§ Task:
Your task is to output the listing word for word, with pictures excluded.

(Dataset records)

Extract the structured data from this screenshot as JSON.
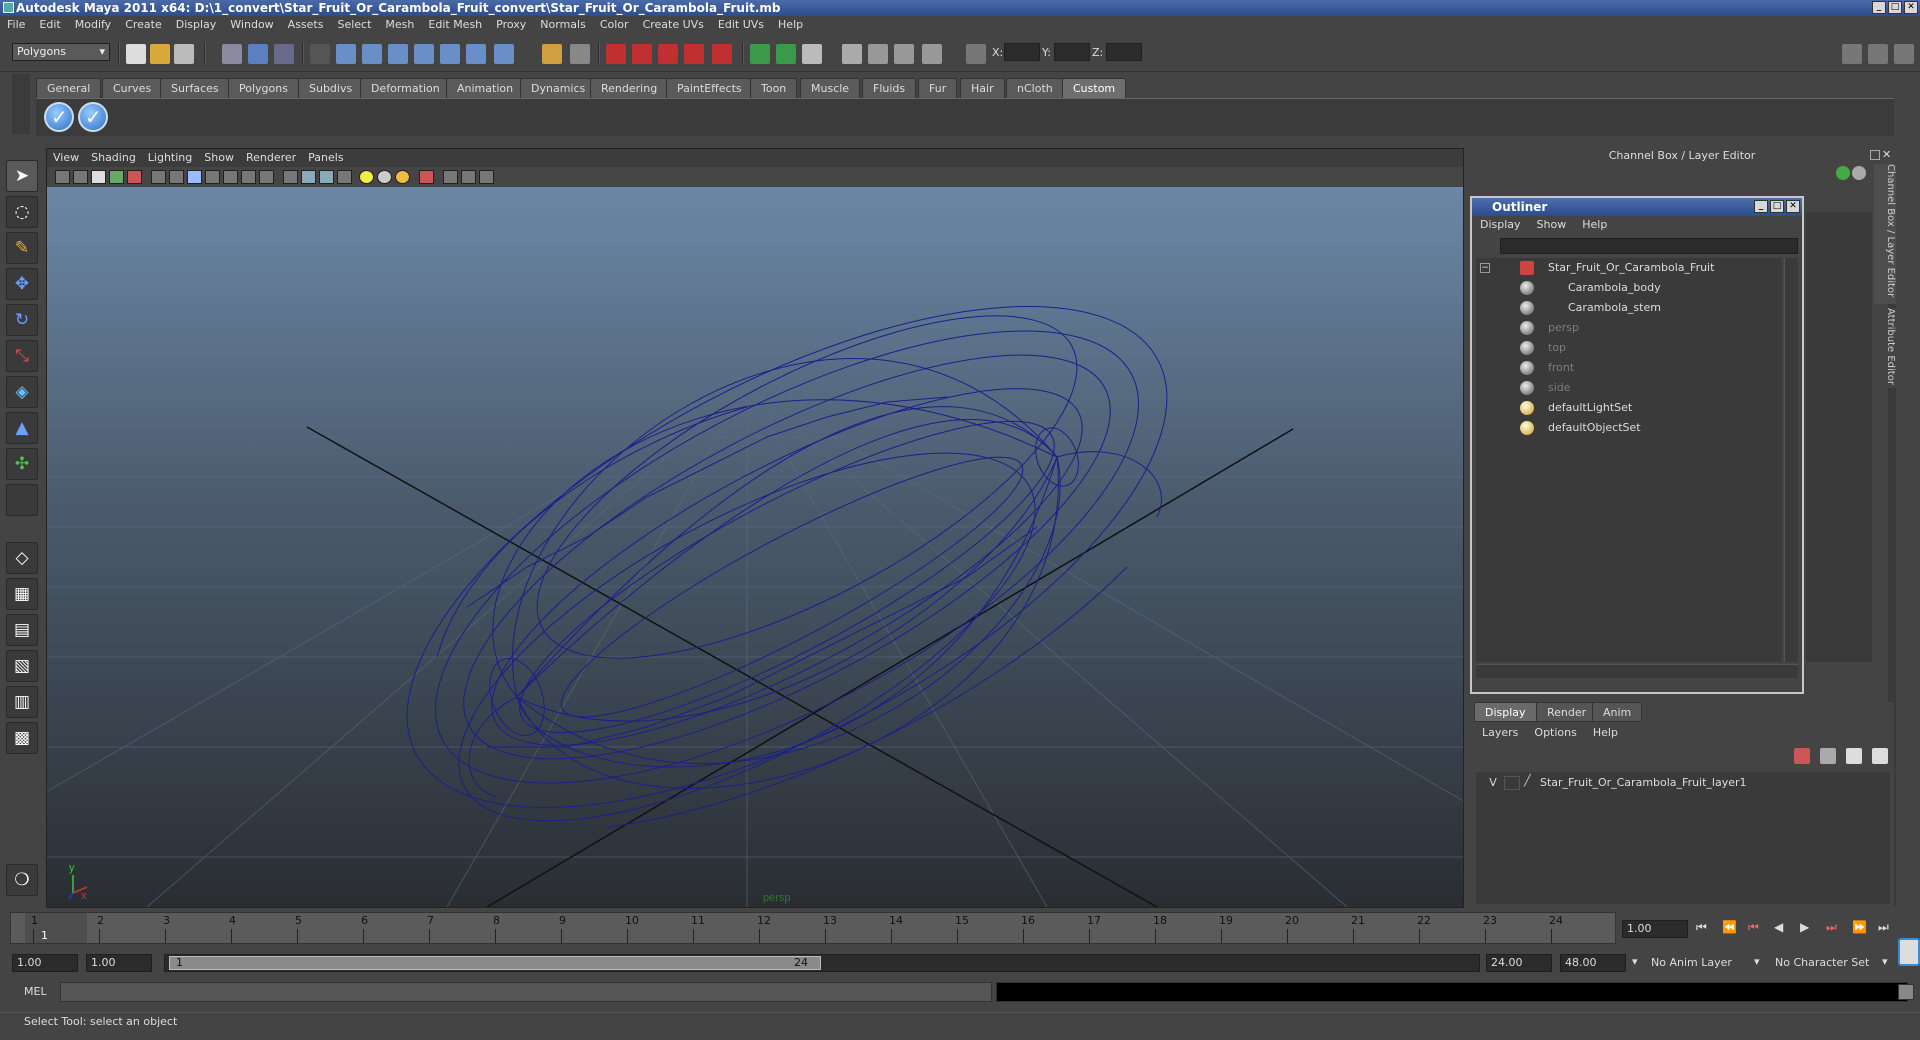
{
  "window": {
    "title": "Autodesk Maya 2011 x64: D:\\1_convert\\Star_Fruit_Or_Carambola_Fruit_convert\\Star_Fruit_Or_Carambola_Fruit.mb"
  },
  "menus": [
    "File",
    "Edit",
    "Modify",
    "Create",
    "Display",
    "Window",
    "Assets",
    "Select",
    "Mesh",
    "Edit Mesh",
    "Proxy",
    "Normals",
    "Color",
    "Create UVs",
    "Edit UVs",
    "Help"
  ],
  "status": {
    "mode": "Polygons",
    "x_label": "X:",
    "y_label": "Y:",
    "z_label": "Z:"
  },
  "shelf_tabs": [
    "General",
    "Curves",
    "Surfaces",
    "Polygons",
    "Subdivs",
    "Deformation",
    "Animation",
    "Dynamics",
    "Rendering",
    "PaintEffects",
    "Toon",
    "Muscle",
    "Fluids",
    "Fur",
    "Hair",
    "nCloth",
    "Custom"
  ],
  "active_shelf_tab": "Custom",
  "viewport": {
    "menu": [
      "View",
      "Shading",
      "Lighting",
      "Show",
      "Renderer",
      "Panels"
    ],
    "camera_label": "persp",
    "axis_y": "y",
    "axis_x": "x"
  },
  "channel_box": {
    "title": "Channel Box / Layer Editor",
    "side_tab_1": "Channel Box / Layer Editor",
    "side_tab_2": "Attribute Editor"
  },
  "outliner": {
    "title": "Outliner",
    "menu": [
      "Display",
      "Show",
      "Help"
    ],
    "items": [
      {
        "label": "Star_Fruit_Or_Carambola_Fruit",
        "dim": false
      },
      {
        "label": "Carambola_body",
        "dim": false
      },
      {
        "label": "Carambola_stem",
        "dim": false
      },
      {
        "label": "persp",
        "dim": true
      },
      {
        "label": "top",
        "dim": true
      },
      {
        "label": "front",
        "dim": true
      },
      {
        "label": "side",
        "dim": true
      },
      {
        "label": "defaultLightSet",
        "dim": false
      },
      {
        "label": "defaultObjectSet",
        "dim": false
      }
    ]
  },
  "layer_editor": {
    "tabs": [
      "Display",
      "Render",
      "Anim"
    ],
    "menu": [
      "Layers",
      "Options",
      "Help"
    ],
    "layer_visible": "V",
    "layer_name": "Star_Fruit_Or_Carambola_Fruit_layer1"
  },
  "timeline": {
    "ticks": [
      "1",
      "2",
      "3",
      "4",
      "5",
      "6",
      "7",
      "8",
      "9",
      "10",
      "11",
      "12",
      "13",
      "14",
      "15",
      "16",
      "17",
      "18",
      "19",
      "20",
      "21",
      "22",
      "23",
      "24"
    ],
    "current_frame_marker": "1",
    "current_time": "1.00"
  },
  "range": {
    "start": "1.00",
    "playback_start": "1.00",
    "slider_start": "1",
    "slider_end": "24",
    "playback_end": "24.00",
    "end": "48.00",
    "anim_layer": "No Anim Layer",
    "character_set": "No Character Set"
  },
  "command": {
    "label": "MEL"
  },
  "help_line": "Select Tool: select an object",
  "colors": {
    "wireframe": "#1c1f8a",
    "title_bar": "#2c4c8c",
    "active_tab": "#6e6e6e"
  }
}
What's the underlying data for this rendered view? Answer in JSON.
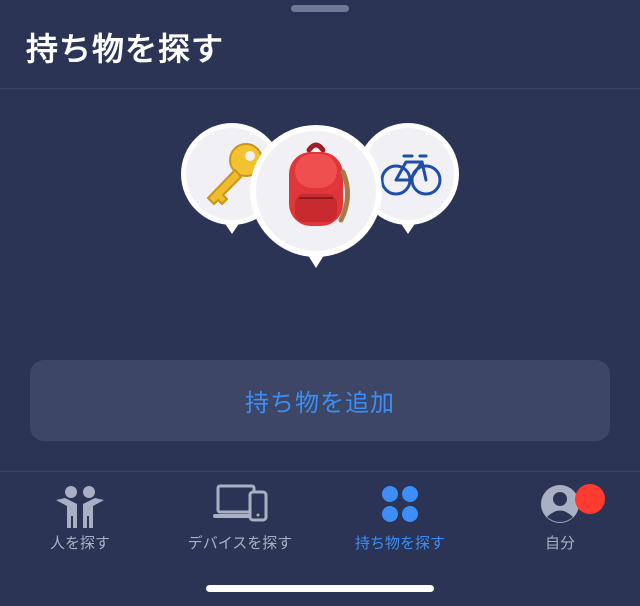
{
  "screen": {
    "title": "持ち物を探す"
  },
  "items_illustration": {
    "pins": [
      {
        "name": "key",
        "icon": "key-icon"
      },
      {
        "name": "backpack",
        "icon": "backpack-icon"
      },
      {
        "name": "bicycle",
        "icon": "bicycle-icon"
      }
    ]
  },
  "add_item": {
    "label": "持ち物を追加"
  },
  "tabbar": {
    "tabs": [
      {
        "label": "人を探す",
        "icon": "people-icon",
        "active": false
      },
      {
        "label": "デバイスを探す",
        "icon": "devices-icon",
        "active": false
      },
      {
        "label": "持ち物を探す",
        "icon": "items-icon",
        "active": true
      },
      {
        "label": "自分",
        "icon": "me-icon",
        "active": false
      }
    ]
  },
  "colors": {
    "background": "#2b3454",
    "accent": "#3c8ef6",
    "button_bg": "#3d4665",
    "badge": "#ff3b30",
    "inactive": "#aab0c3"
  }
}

§ Response to the task:
Extract the structured data from this screenshot as JSON.
{
  "window": {
    "title": "Autodesk Maya 2011 x64: D:\\1_convert\\Star_Fruit_Or_Carambola_Fruit_convert\\Star_Fruit_Or_Carambola_Fruit.mb"
  },
  "menus": [
    "File",
    "Edit",
    "Modify",
    "Create",
    "Display",
    "Window",
    "Assets",
    "Select",
    "Mesh",
    "Edit Mesh",
    "Proxy",
    "Normals",
    "Color",
    "Create UVs",
    "Edit UVs",
    "Help"
  ],
  "status": {
    "mode": "Polygons",
    "x_label": "X:",
    "y_label": "Y:",
    "z_label": "Z:"
  },
  "shelf_tabs": [
    "General",
    "Curves",
    "Surfaces",
    "Polygons",
    "Subdivs",
    "Deformation",
    "Animation",
    "Dynamics",
    "Rendering",
    "PaintEffects",
    "Toon",
    "Muscle",
    "Fluids",
    "Fur",
    "Hair",
    "nCloth",
    "Custom"
  ],
  "active_shelf_tab": "Custom",
  "viewport": {
    "menu": [
      "View",
      "Shading",
      "Lighting",
      "Show",
      "Renderer",
      "Panels"
    ],
    "camera_label": "persp",
    "axis_y": "y",
    "axis_x": "x"
  },
  "channel_box": {
    "title": "Channel Box / Layer Editor",
    "side_tab_1": "Channel Box / Layer Editor",
    "side_tab_2": "Attribute Editor"
  },
  "outliner": {
    "title": "Outliner",
    "menu": [
      "Display",
      "Show",
      "Help"
    ],
    "items": [
      {
        "label": "Star_Fruit_Or_Carambola_Fruit",
        "dim": false
      },
      {
        "label": "Carambola_body",
        "dim": false
      },
      {
        "label": "Carambola_stem",
        "dim": false
      },
      {
        "label": "persp",
        "dim": true
      },
      {
        "label": "top",
        "dim": true
      },
      {
        "label": "front",
        "dim": true
      },
      {
        "label": "side",
        "dim": true
      },
      {
        "label": "defaultLightSet",
        "dim": false
      },
      {
        "label": "defaultObjectSet",
        "dim": false
      }
    ]
  },
  "layer_editor": {
    "tabs": [
      "Display",
      "Render",
      "Anim"
    ],
    "menu": [
      "Layers",
      "Options",
      "Help"
    ],
    "layer_visible": "V",
    "layer_name": "Star_Fruit_Or_Carambola_Fruit_layer1"
  },
  "timeline": {
    "ticks": [
      "1",
      "2",
      "3",
      "4",
      "5",
      "6",
      "7",
      "8",
      "9",
      "10",
      "11",
      "12",
      "13",
      "14",
      "15",
      "16",
      "17",
      "18",
      "19",
      "20",
      "21",
      "22",
      "23",
      "24"
    ],
    "current_frame_marker": "1",
    "current_time": "1.00"
  },
  "range": {
    "start": "1.00",
    "playback_start": "1.00",
    "slider_start": "1",
    "slider_end": "24",
    "playback_end": "24.00",
    "end": "48.00",
    "anim_layer": "No Anim Layer",
    "character_set": "No Character Set"
  },
  "command": {
    "label": "MEL"
  },
  "help_line": "Select Tool: select an object",
  "colors": {
    "wireframe": "#1c1f8a",
    "title_bar": "#2c4c8c",
    "active_tab": "#6e6e6e"
  }
}
What's the underlying data for this rendered view? Answer in JSON.
{
  "screen": {
    "title": "持ち物を探す"
  },
  "items_illustration": {
    "pins": [
      {
        "name": "key",
        "icon": "key-icon"
      },
      {
        "name": "backpack",
        "icon": "backpack-icon"
      },
      {
        "name": "bicycle",
        "icon": "bicycle-icon"
      }
    ]
  },
  "add_item": {
    "label": "持ち物を追加"
  },
  "tabbar": {
    "tabs": [
      {
        "label": "人を探す",
        "icon": "people-icon",
        "active": false
      },
      {
        "label": "デバイスを探す",
        "icon": "devices-icon",
        "active": false
      },
      {
        "label": "持ち物を探す",
        "icon": "items-icon",
        "active": true
      },
      {
        "label": "自分",
        "icon": "me-icon",
        "active": false
      }
    ]
  },
  "colors": {
    "background": "#2b3454",
    "accent": "#3c8ef6",
    "button_bg": "#3d4665",
    "badge": "#ff3b30",
    "inactive": "#aab0c3"
  }
}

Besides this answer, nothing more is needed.